• [Data lines]:
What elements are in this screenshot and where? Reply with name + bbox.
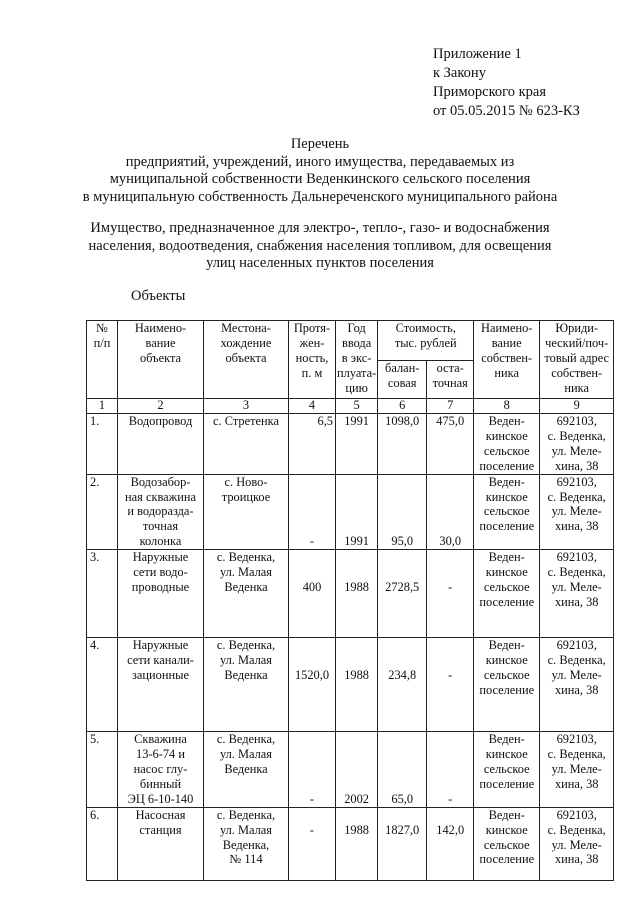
row-owner: Веден- кинское сельское поселение [474, 474, 540, 550]
row-length: 1520,0 [289, 638, 336, 732]
section-title: Объекты [131, 288, 186, 304]
row-year: 1988 [336, 638, 378, 732]
column-number: 4 [289, 399, 336, 414]
table-row [87, 638, 614, 732]
table-row [87, 474, 614, 550]
table-row [87, 732, 614, 808]
header-address: Юриди- ческий/поч- товый адрес собствен- ника [540, 321, 614, 399]
heading-line: в муниципальную собственность Дальнереченского муниципального района [82, 188, 558, 205]
row-length: - [289, 807, 336, 880]
objects-table [86, 320, 614, 881]
row-residual: - [427, 638, 474, 732]
row-location: с. Стретенка [204, 414, 289, 475]
row-residual: 142,0 [427, 807, 474, 880]
header-balance: балан- совая [378, 361, 427, 399]
column-number: 6 [378, 399, 427, 414]
row-owner: Веден- кинское сельское поселение [474, 807, 540, 880]
row-name: Наружные сети водо- проводные [118, 550, 204, 638]
row-name: Водозабор- ная скважина и водоразда- точная колонка [118, 474, 204, 550]
row-balance: 2728,5 [378, 550, 427, 638]
row-balance: 95,0 [378, 474, 427, 550]
column-number: 2 [118, 399, 204, 414]
row-owner: Веден- кинское сельское поселение [474, 732, 540, 808]
column-number: 1 [87, 399, 118, 414]
header-year: Год ввода в экс- плуата- цию [336, 321, 378, 399]
header-owner: Наимено- вание собствен- ника [474, 321, 540, 399]
row-name: Наружные сети канали- зационные [118, 638, 204, 732]
heading-line: муниципальной собственности Веденкинского сельского поселения [109, 171, 531, 187]
row-residual: 475,0 [427, 414, 474, 475]
row-year: 1988 [336, 550, 378, 638]
row-location: с. Ново- троицкое [204, 474, 289, 550]
heading-title: Перечень [290, 136, 350, 152]
row-length: - [289, 474, 336, 550]
heading-line: предприятий, учреждений, иного имущества, передаваемых из [125, 153, 515, 170]
row-length: - [289, 732, 336, 808]
column-number: 5 [336, 399, 378, 414]
row-year: 1988 [336, 807, 378, 880]
header-num: № п/п [87, 321, 118, 399]
column-number: 7 [427, 399, 474, 414]
header-cost: Стоимость, тыс. рублей [378, 321, 474, 361]
row-length: 400 [289, 550, 336, 638]
column-number: 8 [474, 399, 540, 414]
row-residual: 30,0 [427, 474, 474, 550]
row-balance: 1098,0 [378, 414, 427, 475]
row-address: 692103, с. Веденка, ул. Меле- хина, 38 [540, 732, 614, 808]
row-length: 6,5 [289, 414, 336, 475]
row-address: 692103, с. Веденка, ул. Меле- хина, 38 [540, 638, 614, 732]
row-owner: Веден- кинское сельское поселение [474, 550, 540, 638]
appendix-line: от 05.05.2015 № 623-КЗ [433, 103, 580, 119]
row-balance: 1827,0 [378, 807, 427, 880]
row-year: 2002 [336, 732, 378, 808]
row-location: с. Веденка, ул. Малая Веденка [204, 638, 289, 732]
row-location: с. Веденка, ул. Малая Веденка [204, 550, 289, 638]
appendix-line: к Закону [433, 65, 486, 81]
row-owner: Веден- кинское сельское поселение [474, 638, 540, 732]
row-residual: - [427, 550, 474, 638]
row-num: 1. [87, 414, 118, 475]
row-balance: 65,0 [378, 732, 427, 808]
appendix-note [433, 45, 580, 121]
row-num: 2. [87, 474, 118, 550]
row-address: 692103, с. Веденка, ул. Меле- хина, 38 [540, 807, 614, 880]
header-length: Протя- жен- ность, п. м [289, 321, 336, 399]
table-row [87, 414, 614, 475]
appendix-line: Приложение 1 [433, 46, 522, 62]
row-location: с. Веденка, ул. Малая Веденка, № 114 [204, 807, 289, 880]
row-num: 4. [87, 638, 118, 732]
document-heading [0, 136, 640, 206]
row-name: Водопровод [118, 414, 204, 475]
row-balance: 234,8 [378, 638, 427, 732]
row-residual: - [427, 732, 474, 808]
row-num: 6. [87, 807, 118, 880]
row-address: 692103, с. Веденка, ул. Меле- хина, 38 [540, 550, 614, 638]
property-category [0, 220, 640, 273]
row-year: 1991 [336, 474, 378, 550]
row-address: 692103, с. Веденка, ул. Меле- хина, 38 [540, 474, 614, 550]
row-name: Насосная станция [118, 807, 204, 880]
table-row [87, 807, 614, 880]
category-line: населения, водоотведения, снабжения населения топливом, для освещения [88, 237, 552, 254]
header-residual: оста- точная [427, 361, 474, 399]
row-owner: Веден- кинское сельское поселение [474, 414, 540, 475]
row-num: 5. [87, 732, 118, 808]
table-row [87, 550, 614, 638]
header-location: Местона- хождение объекта [204, 321, 289, 399]
row-location: с. Веденка, ул. Малая Веденка [204, 732, 289, 808]
row-num: 3. [87, 550, 118, 638]
column-number: 3 [204, 399, 289, 414]
row-year: 1991 [336, 414, 378, 475]
row-address: 692103, с. Веденка, ул. Меле- хина, 38 [540, 414, 614, 475]
row-name: Скважина 13-6-74 и насос глу- бинный ЭЦ 6-10-140 [118, 732, 204, 808]
header-name: Наимено- вание объекта [118, 321, 204, 399]
appendix-line: Приморского края [433, 84, 547, 100]
column-number: 9 [540, 399, 614, 414]
category-line: улиц населенных пунктов поселения [206, 255, 434, 271]
category-line: Имущество, предназначенное для электро-, тепло-, газо- и водоснабжения [90, 220, 550, 236]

• [Goal]: Could you reproduce every entry above word for word, leaving the pictures out?

• [In response]:
What elements are in this screenshot and where? Reply with name + bbox.
row-owner: Веден- кинское сельское поселение [474, 474, 540, 550]
row-length: 1520,0 [289, 638, 336, 732]
section-title: Объекты [131, 288, 186, 304]
row-year: 1988 [336, 638, 378, 732]
column-number: 4 [289, 399, 336, 414]
table-row [87, 638, 614, 732]
table-row [87, 474, 614, 550]
table-row [87, 732, 614, 808]
header-address: Юриди- ческий/поч- товый адрес собствен- ника [540, 321, 614, 399]
heading-line: в муниципальную собственность Дальнереченского муниципального района [82, 188, 558, 205]
row-length: - [289, 807, 336, 880]
objects-table [86, 320, 614, 881]
row-residual: - [427, 638, 474, 732]
row-location: с. Стретенка [204, 414, 289, 475]
row-residual: 142,0 [427, 807, 474, 880]
header-balance: балан- совая [378, 361, 427, 399]
column-number: 6 [378, 399, 427, 414]
row-owner: Веден- кинское сельское поселение [474, 807, 540, 880]
row-name: Наружные сети водо- проводные [118, 550, 204, 638]
row-name: Водозабор- ная скважина и водоразда- точная колонка [118, 474, 204, 550]
row-balance: 2728,5 [378, 550, 427, 638]
row-balance: 95,0 [378, 474, 427, 550]
column-number: 2 [118, 399, 204, 414]
row-owner: Веден- кинское сельское поселение [474, 732, 540, 808]
column-number: 1 [87, 399, 118, 414]
header-year: Год ввода в экс- плуата- цию [336, 321, 378, 399]
header-owner: Наимено- вание собствен- ника [474, 321, 540, 399]
row-name: Наружные сети канали- зационные [118, 638, 204, 732]
heading-line: муниципальной собственности Веденкинского сельского поселения [109, 171, 531, 187]
row-residual: 475,0 [427, 414, 474, 475]
row-year: 1988 [336, 550, 378, 638]
row-location: с. Ново- троицкое [204, 474, 289, 550]
heading-title: Перечень [290, 136, 350, 152]
row-length: - [289, 474, 336, 550]
heading-line: предприятий, учреждений, иного имущества, передаваемых из [125, 153, 515, 170]
row-length: - [289, 732, 336, 808]
column-number: 5 [336, 399, 378, 414]
row-year: 1988 [336, 807, 378, 880]
header-num: № п/п [87, 321, 118, 399]
column-number: 7 [427, 399, 474, 414]
header-cost: Стоимость, тыс. рублей [378, 321, 474, 361]
row-length: 400 [289, 550, 336, 638]
column-number: 8 [474, 399, 540, 414]
row-residual: 30,0 [427, 474, 474, 550]
row-balance: 1098,0 [378, 414, 427, 475]
row-address: 692103, с. Веденка, ул. Меле- хина, 38 [540, 732, 614, 808]
row-length: 6,5 [289, 414, 336, 475]
row-address: 692103, с. Веденка, ул. Меле- хина, 38 [540, 638, 614, 732]
row-owner: Веден- кинское сельское поселение [474, 550, 540, 638]
appendix-line: от 05.05.2015 № 623-КЗ [433, 103, 580, 119]
row-balance: 1827,0 [378, 807, 427, 880]
row-year: 2002 [336, 732, 378, 808]
row-location: с. Веденка, ул. Малая Веденка [204, 638, 289, 732]
row-location: с. Веденка, ул. Малая Веденка [204, 550, 289, 638]
appendix-line: к Закону [433, 65, 486, 81]
row-owner: Веден- кинское сельское поселение [474, 638, 540, 732]
row-residual: - [427, 550, 474, 638]
row-num: 1. [87, 414, 118, 475]
row-balance: 65,0 [378, 732, 427, 808]
appendix-note [433, 45, 580, 121]
row-num: 2. [87, 474, 118, 550]
row-address: 692103, с. Веденка, ул. Меле- хина, 38 [540, 807, 614, 880]
header-length: Протя- жен- ность, п. м [289, 321, 336, 399]
table-row [87, 414, 614, 475]
appendix-line: Приложение 1 [433, 46, 522, 62]
row-location: с. Веденка, ул. Малая Веденка, № 114 [204, 807, 289, 880]
row-num: 4. [87, 638, 118, 732]
document-heading [0, 136, 640, 206]
row-name: Водопровод [118, 414, 204, 475]
row-balance: 234,8 [378, 638, 427, 732]
row-residual: - [427, 732, 474, 808]
row-num: 6. [87, 807, 118, 880]
row-address: 692103, с. Веденка, ул. Меле- хина, 38 [540, 550, 614, 638]
property-category [0, 220, 640, 273]
row-year: 1991 [336, 474, 378, 550]
row-address: 692103, с. Веденка, ул. Меле- хина, 38 [540, 474, 614, 550]
row-name: Насосная станция [118, 807, 204, 880]
table-row [87, 807, 614, 880]
category-line: населения, водоотведения, снабжения населения топливом, для освещения [88, 237, 552, 254]
header-residual: оста- точная [427, 361, 474, 399]
row-owner: Веден- кинское сельское поселение [474, 414, 540, 475]
row-num: 5. [87, 732, 118, 808]
table-row [87, 550, 614, 638]
header-location: Местона- хождение объекта [204, 321, 289, 399]
row-location: с. Веденка, ул. Малая Веденка [204, 732, 289, 808]
row-num: 3. [87, 550, 118, 638]
column-number: 3 [204, 399, 289, 414]
row-year: 1991 [336, 414, 378, 475]
row-address: 692103, с. Веденка, ул. Меле- хина, 38 [540, 414, 614, 475]
row-name: Скважина 13-6-74 и насос глу- бинный ЭЦ 6-10-140 [118, 732, 204, 808]
header-name: Наимено- вание объекта [118, 321, 204, 399]
appendix-line: Приморского края [433, 84, 547, 100]
column-number: 9 [540, 399, 614, 414]
category-line: улиц населенных пунктов поселения [206, 255, 434, 271]
category-line: Имущество, предназначенное для электро-, тепло-, газо- и водоснабжения [90, 220, 550, 236]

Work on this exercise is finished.